> **PROBLEM TO WORK ON**:
All of the material below is to be returned exactly.
>> Begin STORED DATA
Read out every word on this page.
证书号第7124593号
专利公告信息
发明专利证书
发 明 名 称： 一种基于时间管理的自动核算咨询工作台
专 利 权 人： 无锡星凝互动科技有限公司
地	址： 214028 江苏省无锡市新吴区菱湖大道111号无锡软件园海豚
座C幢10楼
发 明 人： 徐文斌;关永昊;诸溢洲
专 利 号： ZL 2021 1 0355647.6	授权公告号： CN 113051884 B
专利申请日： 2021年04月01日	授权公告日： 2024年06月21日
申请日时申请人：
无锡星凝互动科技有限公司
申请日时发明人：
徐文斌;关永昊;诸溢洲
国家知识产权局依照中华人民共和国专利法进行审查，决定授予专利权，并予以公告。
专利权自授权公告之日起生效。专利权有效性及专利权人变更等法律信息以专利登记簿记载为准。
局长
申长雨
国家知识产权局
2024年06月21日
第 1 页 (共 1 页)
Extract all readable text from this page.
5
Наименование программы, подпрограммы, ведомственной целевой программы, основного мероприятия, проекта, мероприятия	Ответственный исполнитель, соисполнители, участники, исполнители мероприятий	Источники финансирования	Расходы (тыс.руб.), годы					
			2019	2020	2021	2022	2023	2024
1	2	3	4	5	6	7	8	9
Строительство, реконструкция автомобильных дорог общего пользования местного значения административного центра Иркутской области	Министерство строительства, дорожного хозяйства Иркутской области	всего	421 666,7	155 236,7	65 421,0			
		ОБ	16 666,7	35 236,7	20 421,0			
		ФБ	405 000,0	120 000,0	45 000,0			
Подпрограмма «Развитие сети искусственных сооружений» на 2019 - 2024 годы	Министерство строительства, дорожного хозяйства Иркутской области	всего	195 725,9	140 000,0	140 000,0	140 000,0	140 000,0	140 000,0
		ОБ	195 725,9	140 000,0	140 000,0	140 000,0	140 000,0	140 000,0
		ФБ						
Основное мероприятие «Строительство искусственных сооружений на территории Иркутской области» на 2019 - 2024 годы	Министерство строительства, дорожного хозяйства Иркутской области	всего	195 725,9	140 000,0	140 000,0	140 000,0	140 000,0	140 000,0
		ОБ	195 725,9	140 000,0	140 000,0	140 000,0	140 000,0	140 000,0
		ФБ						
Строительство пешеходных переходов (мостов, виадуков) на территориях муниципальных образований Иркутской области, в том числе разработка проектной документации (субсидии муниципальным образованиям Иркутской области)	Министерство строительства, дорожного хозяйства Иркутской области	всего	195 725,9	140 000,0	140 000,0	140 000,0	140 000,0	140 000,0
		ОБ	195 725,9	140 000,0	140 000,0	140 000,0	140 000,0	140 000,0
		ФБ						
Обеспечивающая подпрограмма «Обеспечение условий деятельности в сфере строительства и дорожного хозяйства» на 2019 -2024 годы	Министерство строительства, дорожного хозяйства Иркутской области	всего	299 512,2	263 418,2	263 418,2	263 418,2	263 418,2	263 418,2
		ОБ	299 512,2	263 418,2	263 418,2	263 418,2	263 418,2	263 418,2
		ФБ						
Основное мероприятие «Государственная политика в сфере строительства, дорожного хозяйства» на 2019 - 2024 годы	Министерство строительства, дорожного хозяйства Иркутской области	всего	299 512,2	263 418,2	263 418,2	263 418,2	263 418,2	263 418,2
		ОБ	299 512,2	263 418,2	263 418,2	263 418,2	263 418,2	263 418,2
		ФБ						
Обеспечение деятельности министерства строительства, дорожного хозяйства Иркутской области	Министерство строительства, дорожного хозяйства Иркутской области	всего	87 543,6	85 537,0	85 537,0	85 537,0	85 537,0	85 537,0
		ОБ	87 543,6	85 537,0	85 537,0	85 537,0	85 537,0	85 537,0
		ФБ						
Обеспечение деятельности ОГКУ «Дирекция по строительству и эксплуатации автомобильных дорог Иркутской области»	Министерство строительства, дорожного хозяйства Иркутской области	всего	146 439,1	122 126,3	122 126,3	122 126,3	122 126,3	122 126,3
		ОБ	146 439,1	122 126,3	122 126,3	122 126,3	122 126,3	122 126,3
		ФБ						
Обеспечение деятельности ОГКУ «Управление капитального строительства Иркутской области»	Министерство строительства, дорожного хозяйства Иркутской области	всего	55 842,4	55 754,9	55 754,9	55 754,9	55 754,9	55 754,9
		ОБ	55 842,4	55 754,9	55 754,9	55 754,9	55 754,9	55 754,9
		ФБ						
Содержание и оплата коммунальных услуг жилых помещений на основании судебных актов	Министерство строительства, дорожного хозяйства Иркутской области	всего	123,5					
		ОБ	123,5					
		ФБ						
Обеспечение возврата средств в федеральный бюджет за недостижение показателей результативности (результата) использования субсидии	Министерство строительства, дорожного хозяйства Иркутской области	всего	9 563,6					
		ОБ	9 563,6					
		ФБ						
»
>> End STORED DATA
> **RESULT OF THE EXERCISE**:
Read out every word on this page.
证书号第7124593号
专利公告信息
发明专利证书
发 明 名 称： 一种基于时间管理的自动核算咨询工作台
专 利 权 人： 无锡星凝互动科技有限公司
地	址： 214028 江苏省无锡市新吴区菱湖大道111号无锡软件园海豚
座C幢10楼
发 明 人： 徐文斌;关永昊;诸溢洲
专 利 号： ZL 2021 1 0355647.6	授权公告号： CN 113051884 B
专利申请日： 2021年04月01日	授权公告日： 2024年06月21日
申请日时申请人：
无锡星凝互动科技有限公司
申请日时发明人：
徐文斌;关永昊;诸溢洲
国家知识产权局依照中华人民共和国专利法进行审查，决定授予专利权，并予以公告。
专利权自授权公告之日起生效。专利权有效性及专利权人变更等法律信息以专利登记簿记载为准。
局长
申长雨
国家知识产权局
2024年06月21日
第 1 页 (共 1 页)
Extract all readable text from this page.
5
Наименование программы, подпрограммы, ведомственной целевой программы, основного мероприятия, проекта, мероприятия	Ответственный исполнитель, соисполнители, участники, исполнители мероприятий	Источники финансирования	Расходы (тыс.руб.), годы					
			2019	2020	2021	2022	2023	2024
1	2	3	4	5	6	7	8	9
Строительство, реконструкция автомобильных дорог общего пользования местного значения административного центра Иркутской области	Министерство строительства, дорожного хозяйства Иркутской области	всего	421 666,7	155 236,7	65 421,0			
		ОБ	16 666,7	35 236,7	20 421,0			
		ФБ	405 000,0	120 000,0	45 000,0			
Подпрограмма «Развитие сети искусственных сооружений» на 2019 - 2024 годы	Министерство строительства, дорожного хозяйства Иркутской области	всего	195 725,9	140 000,0	140 000,0	140 000,0	140 000,0	140 000,0
		ОБ	195 725,9	140 000,0	140 000,0	140 000,0	140 000,0	140 000,0
		ФБ						
Основное мероприятие «Строительство искусственных сооружений на территории Иркутской области» на 2019 - 2024 годы	Министерство строительства, дорожного хозяйства Иркутской области	всего	195 725,9	140 000,0	140 000,0	140 000,0	140 000,0	140 000,0
		ОБ	195 725,9	140 000,0	140 000,0	140 000,0	140 000,0	140 000,0
		ФБ						
Строительство пешеходных переходов (мостов, виадуков) на территориях муниципальных образований Иркутской области, в том числе разработка проектной документации (субсидии муниципальным образованиям Иркутской области)	Министерство строительства, дорожного хозяйства Иркутской области	всего	195 725,9	140 000,0	140 000,0	140 000,0	140 000,0	140 000,0
		ОБ	195 725,9	140 000,0	140 000,0	140 000,0	140 000,0	140 000,0
		ФБ						
Обеспечивающая подпрограмма «Обеспечение условий деятельности в сфере строительства и дорожного хозяйства» на 2019 -2024 годы	Министерство строительства, дорожного хозяйства Иркутской области	всего	299 512,2	263 418,2	263 418,2	263 418,2	263 418,2	263 418,2
		ОБ	299 512,2	263 418,2	263 418,2	263 418,2	263 418,2	263 418,2
		ФБ						
Основное мероприятие «Государственная политика в сфере строительства, дорожного хозяйства» на 2019 - 2024 годы	Министерство строительства, дорожного хозяйства Иркутской области	всего	299 512,2	263 418,2	263 418,2	263 418,2	263 418,2	263 418,2
		ОБ	299 512,2	263 418,2	263 418,2	263 418,2	263 418,2	263 418,2
		ФБ						
Обеспечение деятельности министерства строительства, дорожного хозяйства Иркутской области	Министерство строительства, дорожного хозяйства Иркутской области	всего	87 543,6	85 537,0	85 537,0	85 537,0	85 537,0	85 537,0
		ОБ	87 543,6	85 537,0	85 537,0	85 537,0	85 537,0	85 537,0
		ФБ						
Обеспечение деятельности ОГКУ «Дирекция по строительству и эксплуатации автомобильных дорог Иркутской области»	Министерство строительства, дорожного хозяйства Иркутской области	всего	146 439,1	122 126,3	122 126,3	122 126,3	122 126,3	122 126,3
		ОБ	146 439,1	122 126,3	122 126,3	122 126,3	122 126,3	122 126,3
		ФБ						
Обеспечение деятельности ОГКУ «Управление капитального строительства Иркутской области»	Министерство строительства, дорожного хозяйства Иркутской области	всего	55 842,4	55 754,9	55 754,9	55 754,9	55 754,9	55 754,9
		ОБ	55 842,4	55 754,9	55 754,9	55 754,9	55 754,9	55 754,9
		ФБ						
Содержание и оплата коммунальных услуг жилых помещений на основании судебных актов	Министерство строительства, дорожного хозяйства Иркутской области	всего	123,5					
		ОБ	123,5					
		ФБ						
Обеспечение возврата средств в федеральный бюджет за недостижение показателей результативности (результата) использования субсидии	Министерство строительства, дорожного хозяйства Иркутской области	всего	9 563,6					
		ОБ	9 563,6					
		ФБ						
»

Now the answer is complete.